-- RECORDS FOR THIS TASK follows --

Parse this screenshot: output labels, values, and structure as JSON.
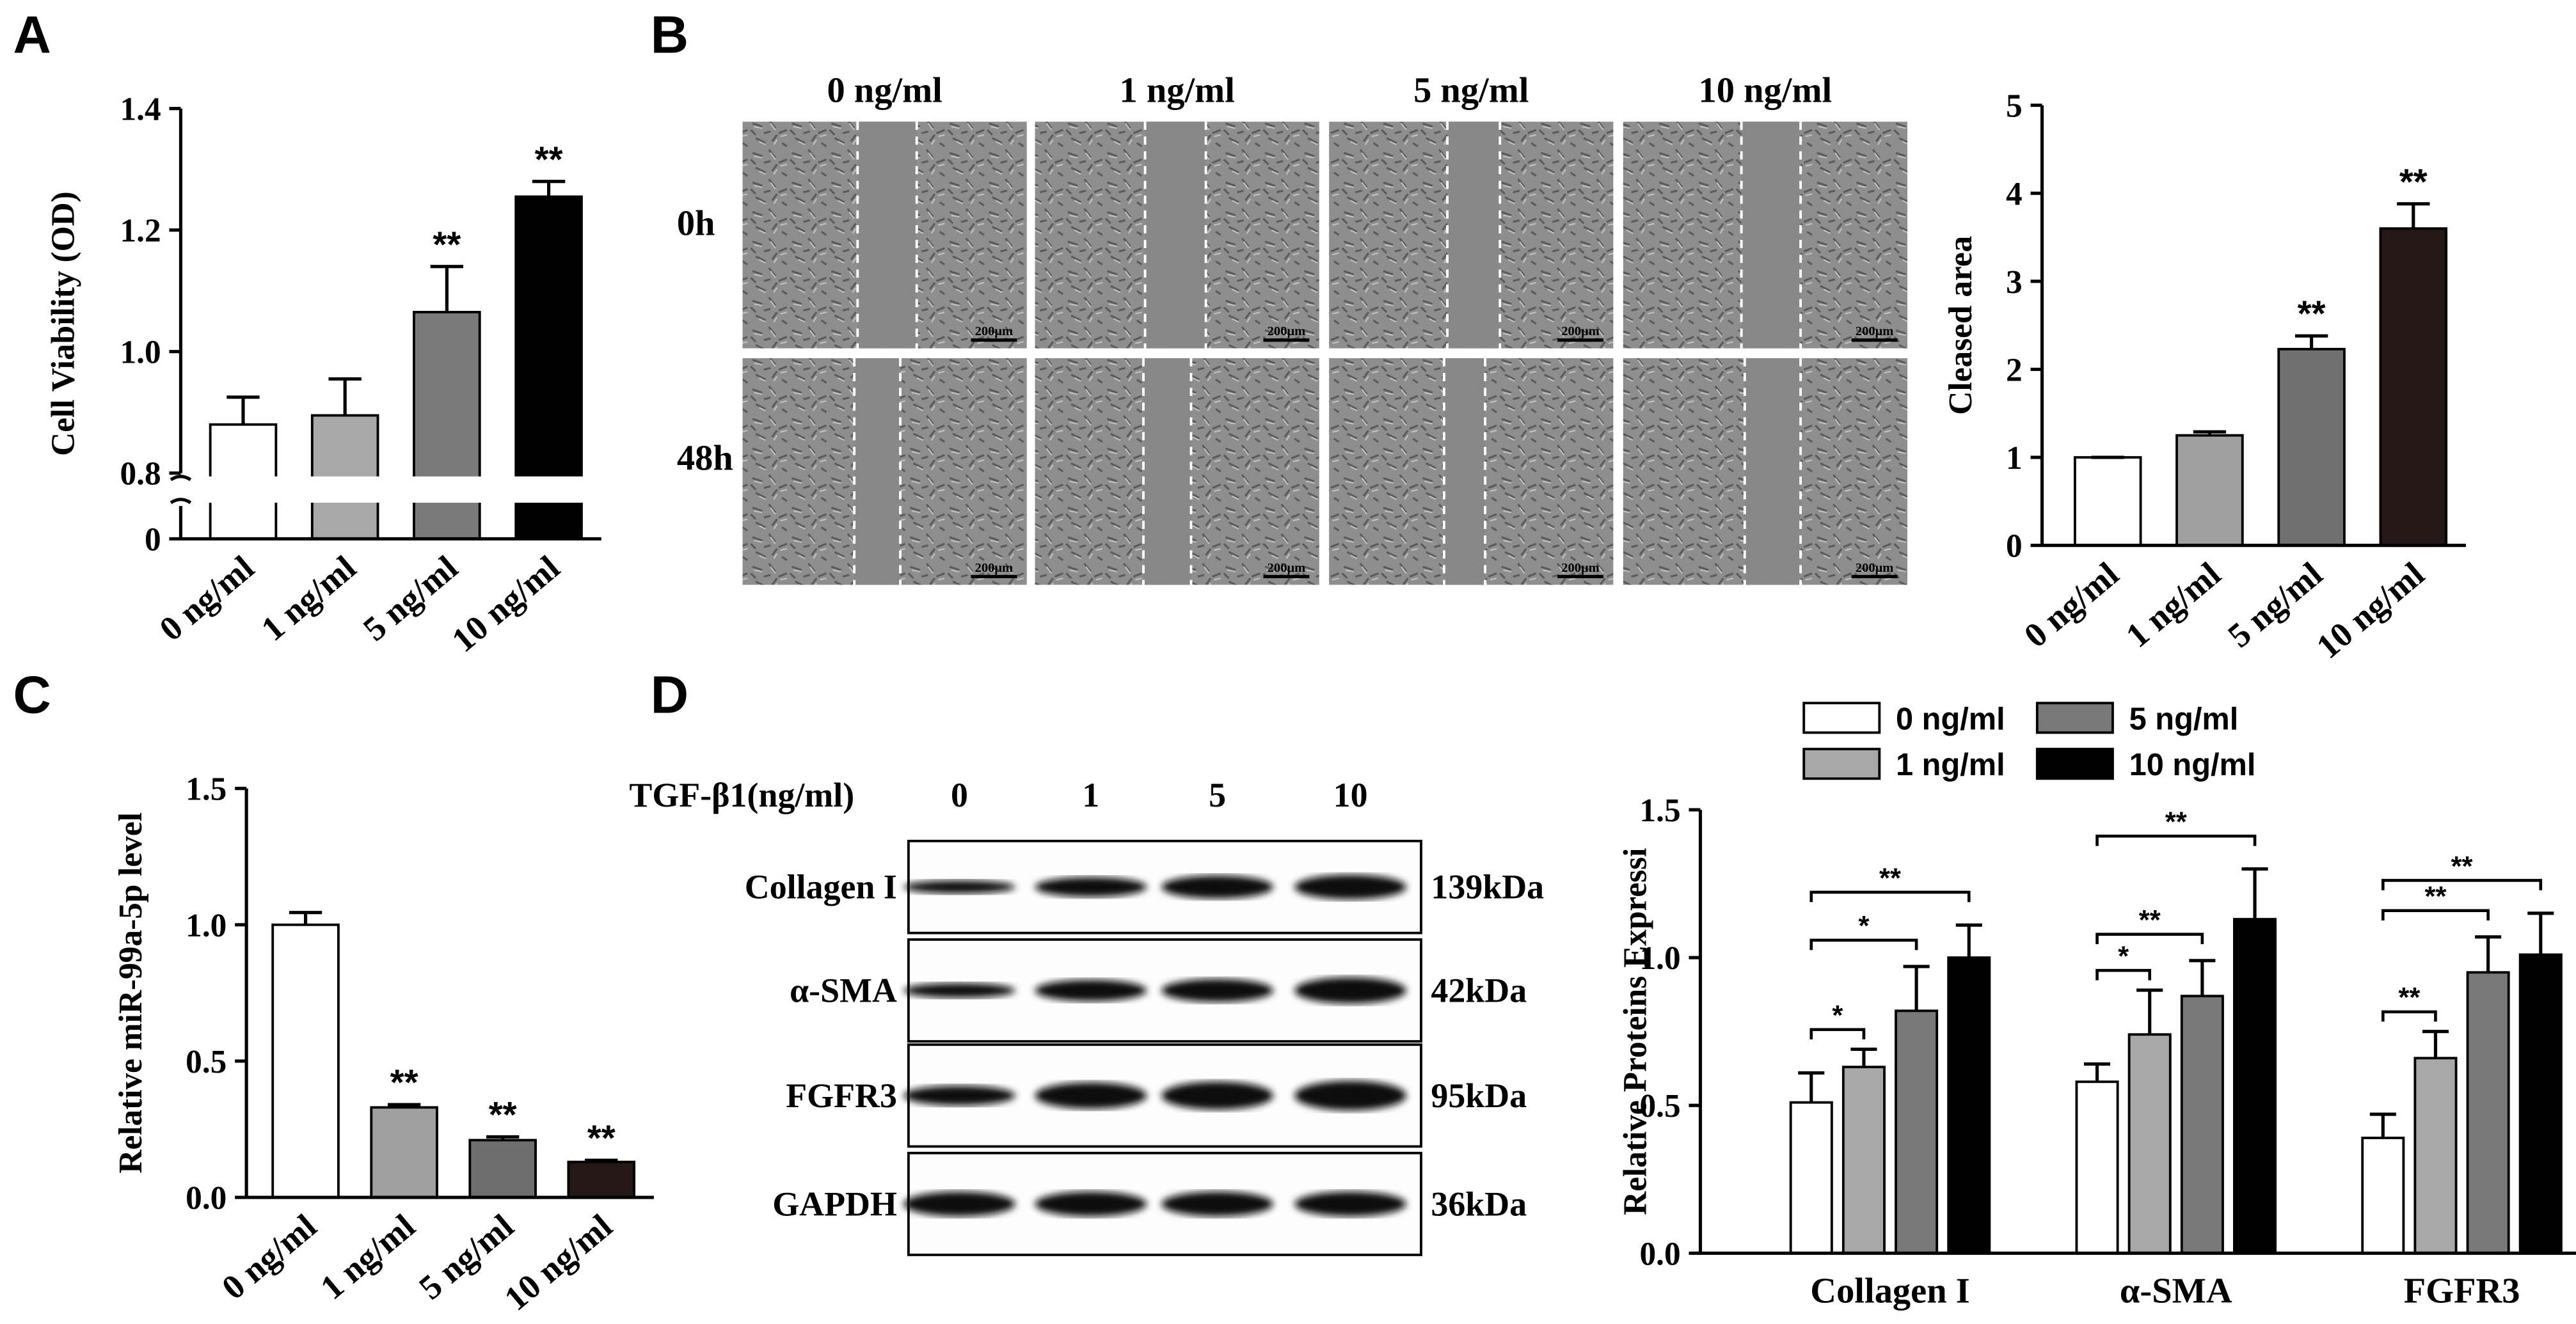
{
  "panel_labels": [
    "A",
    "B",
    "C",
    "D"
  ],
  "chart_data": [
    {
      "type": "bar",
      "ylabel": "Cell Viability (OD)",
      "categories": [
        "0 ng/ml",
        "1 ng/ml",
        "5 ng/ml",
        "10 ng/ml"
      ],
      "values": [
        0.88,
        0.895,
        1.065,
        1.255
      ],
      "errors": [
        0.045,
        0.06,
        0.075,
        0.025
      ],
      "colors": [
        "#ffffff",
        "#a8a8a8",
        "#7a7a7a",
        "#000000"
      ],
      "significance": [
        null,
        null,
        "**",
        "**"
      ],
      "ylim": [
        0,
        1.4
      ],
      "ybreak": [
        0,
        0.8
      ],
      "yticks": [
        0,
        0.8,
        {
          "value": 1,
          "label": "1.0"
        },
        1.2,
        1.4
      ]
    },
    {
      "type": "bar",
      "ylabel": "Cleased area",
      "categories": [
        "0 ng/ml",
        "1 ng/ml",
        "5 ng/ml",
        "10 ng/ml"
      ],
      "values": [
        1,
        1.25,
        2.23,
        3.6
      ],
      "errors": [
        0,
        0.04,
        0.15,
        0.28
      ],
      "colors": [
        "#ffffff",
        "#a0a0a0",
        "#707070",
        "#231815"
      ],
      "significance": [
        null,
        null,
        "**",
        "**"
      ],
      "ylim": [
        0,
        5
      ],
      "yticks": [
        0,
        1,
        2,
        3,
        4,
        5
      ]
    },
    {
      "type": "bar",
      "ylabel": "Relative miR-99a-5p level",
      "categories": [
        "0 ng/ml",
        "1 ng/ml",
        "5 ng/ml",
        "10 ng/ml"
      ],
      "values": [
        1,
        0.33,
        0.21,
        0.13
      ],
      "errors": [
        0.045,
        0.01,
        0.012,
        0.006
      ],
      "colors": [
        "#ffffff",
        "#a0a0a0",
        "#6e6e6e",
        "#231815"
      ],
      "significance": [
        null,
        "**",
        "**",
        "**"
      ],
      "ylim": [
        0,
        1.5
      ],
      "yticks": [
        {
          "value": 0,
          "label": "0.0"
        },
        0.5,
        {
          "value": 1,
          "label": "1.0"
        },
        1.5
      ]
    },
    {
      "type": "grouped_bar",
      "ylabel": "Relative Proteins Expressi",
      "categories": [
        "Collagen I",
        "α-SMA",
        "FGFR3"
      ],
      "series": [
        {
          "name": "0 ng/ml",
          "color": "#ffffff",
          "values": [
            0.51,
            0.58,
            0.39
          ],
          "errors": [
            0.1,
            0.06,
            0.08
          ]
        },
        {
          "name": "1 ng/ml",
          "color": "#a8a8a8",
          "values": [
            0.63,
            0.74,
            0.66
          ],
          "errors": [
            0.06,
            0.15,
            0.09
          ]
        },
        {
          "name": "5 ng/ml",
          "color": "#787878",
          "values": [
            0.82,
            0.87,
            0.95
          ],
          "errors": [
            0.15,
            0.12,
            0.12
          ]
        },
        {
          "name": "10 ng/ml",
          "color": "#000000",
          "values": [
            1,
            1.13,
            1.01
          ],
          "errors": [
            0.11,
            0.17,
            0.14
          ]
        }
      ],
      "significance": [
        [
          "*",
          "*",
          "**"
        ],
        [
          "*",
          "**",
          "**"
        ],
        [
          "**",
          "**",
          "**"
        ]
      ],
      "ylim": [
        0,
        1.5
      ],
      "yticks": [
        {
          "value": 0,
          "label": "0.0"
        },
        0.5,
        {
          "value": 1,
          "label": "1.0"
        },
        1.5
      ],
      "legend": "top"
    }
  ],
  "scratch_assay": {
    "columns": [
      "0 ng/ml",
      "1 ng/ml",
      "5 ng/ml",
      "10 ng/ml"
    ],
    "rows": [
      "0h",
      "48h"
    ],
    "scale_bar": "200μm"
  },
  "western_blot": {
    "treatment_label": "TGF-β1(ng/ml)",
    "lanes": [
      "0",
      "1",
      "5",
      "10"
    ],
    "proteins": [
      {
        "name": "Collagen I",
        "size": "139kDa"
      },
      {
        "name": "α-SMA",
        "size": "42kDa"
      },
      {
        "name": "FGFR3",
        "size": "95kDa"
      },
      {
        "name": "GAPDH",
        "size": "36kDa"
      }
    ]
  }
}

-- RECORDS FOR THIS TASK concluded --
-- RECORDS FOR THIS TASK follows --

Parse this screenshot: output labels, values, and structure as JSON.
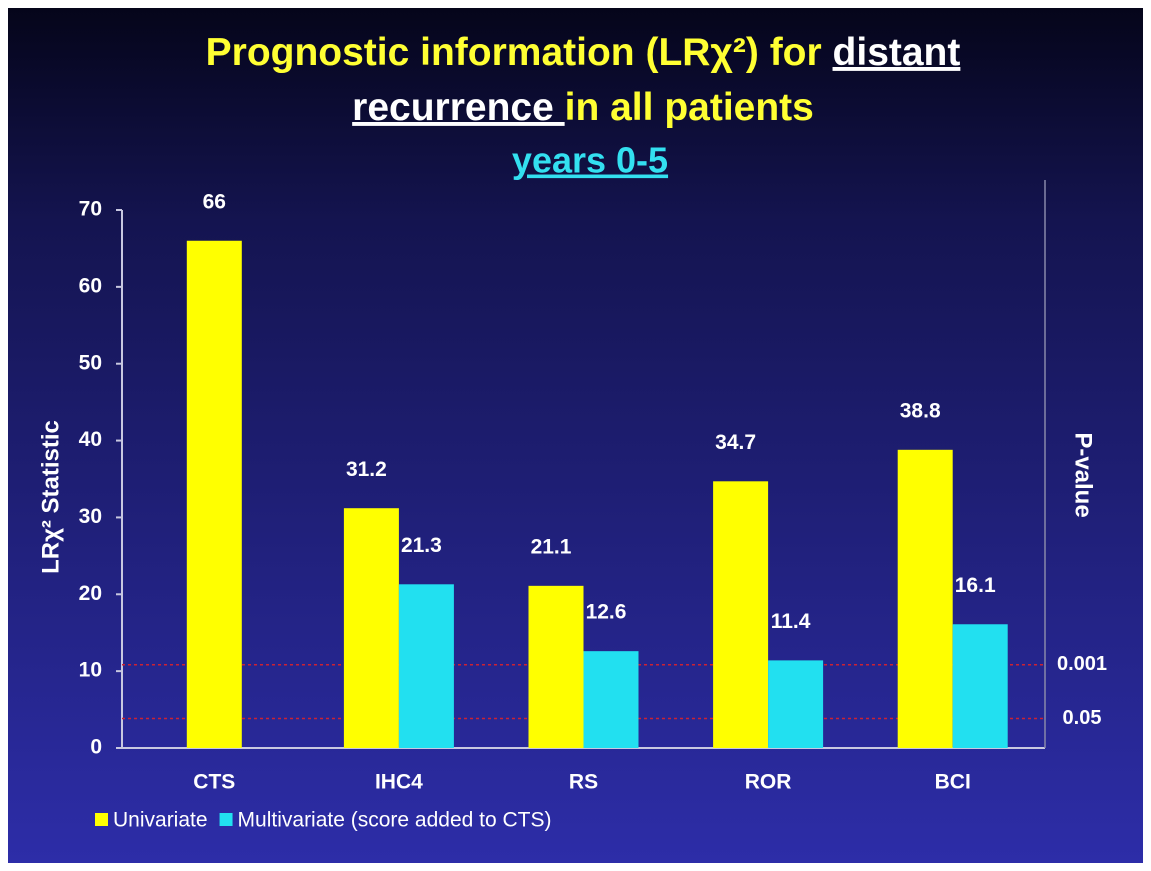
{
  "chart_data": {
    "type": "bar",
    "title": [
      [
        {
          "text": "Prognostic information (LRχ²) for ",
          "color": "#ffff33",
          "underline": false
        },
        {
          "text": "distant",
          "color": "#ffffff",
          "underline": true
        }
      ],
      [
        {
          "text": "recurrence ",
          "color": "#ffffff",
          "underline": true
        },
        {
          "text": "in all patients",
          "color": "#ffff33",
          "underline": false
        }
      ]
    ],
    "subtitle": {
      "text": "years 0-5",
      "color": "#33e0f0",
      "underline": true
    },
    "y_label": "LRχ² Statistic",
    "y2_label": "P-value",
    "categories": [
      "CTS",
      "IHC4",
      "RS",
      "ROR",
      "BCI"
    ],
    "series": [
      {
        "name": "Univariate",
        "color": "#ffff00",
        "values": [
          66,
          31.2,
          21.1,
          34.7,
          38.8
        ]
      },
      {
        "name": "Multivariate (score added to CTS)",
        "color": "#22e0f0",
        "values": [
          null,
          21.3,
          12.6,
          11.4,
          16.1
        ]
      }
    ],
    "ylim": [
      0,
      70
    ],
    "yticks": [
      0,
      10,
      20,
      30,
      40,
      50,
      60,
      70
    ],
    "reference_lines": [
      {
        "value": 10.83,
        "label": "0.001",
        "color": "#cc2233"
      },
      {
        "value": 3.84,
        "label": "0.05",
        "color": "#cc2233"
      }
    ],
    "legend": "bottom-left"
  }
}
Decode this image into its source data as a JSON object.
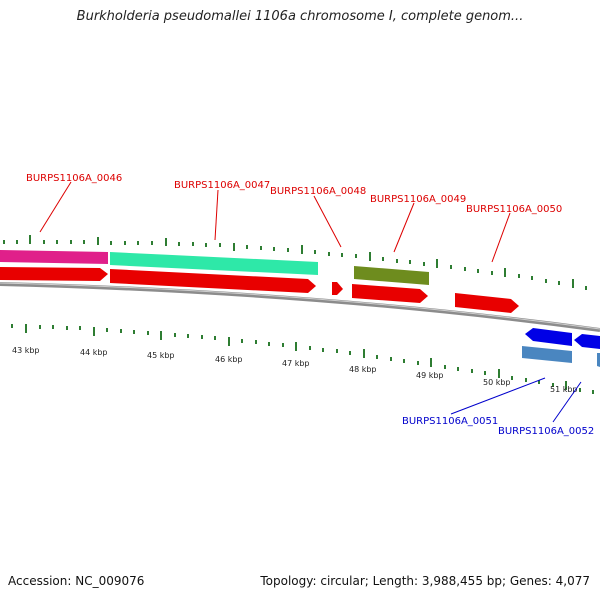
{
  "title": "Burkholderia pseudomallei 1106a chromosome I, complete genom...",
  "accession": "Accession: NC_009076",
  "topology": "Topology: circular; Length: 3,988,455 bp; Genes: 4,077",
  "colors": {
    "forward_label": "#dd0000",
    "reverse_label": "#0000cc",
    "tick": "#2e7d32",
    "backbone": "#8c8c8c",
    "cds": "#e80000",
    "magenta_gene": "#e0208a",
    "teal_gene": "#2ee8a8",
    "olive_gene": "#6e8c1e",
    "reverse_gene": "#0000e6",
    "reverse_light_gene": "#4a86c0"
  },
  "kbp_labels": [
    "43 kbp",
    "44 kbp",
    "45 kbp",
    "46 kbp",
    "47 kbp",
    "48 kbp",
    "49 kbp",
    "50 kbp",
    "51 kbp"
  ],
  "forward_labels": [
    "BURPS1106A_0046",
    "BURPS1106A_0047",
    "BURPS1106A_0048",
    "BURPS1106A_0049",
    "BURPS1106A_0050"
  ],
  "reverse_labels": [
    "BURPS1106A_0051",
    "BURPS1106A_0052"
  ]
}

-- RECORDS FOR THIS TASK concluded --

▶ **TASK**
Spot every line in the entries that includes the word "name", and copy each one out.

▶ **EXERCISE ANSWER**
          "name": "0 ng/ml",
          "name": "1 ng/ml",
          "name": "5 ng/ml",
          "name": "10 ng/ml",
        "name": "Collagen I",
        "name": "α-SMA",
        "name": "FGFR3",
        "name": "GAPDH",
        "name": "Univariate",
        "name": "Multivariate (score added to CTS)",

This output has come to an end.